* Dataset entries *
>> Begin

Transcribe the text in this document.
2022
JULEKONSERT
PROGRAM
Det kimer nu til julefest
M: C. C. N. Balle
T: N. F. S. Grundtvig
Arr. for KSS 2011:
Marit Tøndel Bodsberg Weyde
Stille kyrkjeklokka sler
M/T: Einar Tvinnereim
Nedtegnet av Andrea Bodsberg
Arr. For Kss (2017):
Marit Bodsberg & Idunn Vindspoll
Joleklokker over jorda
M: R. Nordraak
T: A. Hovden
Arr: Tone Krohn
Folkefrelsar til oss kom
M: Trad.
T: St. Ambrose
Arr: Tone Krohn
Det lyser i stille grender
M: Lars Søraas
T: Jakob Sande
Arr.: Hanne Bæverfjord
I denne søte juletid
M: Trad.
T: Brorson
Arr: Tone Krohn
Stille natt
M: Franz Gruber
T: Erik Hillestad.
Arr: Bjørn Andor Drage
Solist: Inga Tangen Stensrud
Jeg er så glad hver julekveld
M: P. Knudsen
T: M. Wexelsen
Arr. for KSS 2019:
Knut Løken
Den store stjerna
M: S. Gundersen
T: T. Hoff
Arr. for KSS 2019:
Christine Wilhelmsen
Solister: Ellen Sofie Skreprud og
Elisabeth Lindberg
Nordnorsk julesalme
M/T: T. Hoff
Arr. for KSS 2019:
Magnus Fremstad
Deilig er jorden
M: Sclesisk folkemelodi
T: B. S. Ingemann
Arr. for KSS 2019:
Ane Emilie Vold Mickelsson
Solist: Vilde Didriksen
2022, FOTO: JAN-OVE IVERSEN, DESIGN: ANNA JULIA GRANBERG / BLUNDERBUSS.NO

>> End

* Your objective *
Extract every line above containing the word "Bodsberg".

* Answer for this exercise *
Marit Tøndel Bodsberg Weyde
Nedtegnet av Andrea Bodsberg
Marit Bodsberg & Idunn Vindspoll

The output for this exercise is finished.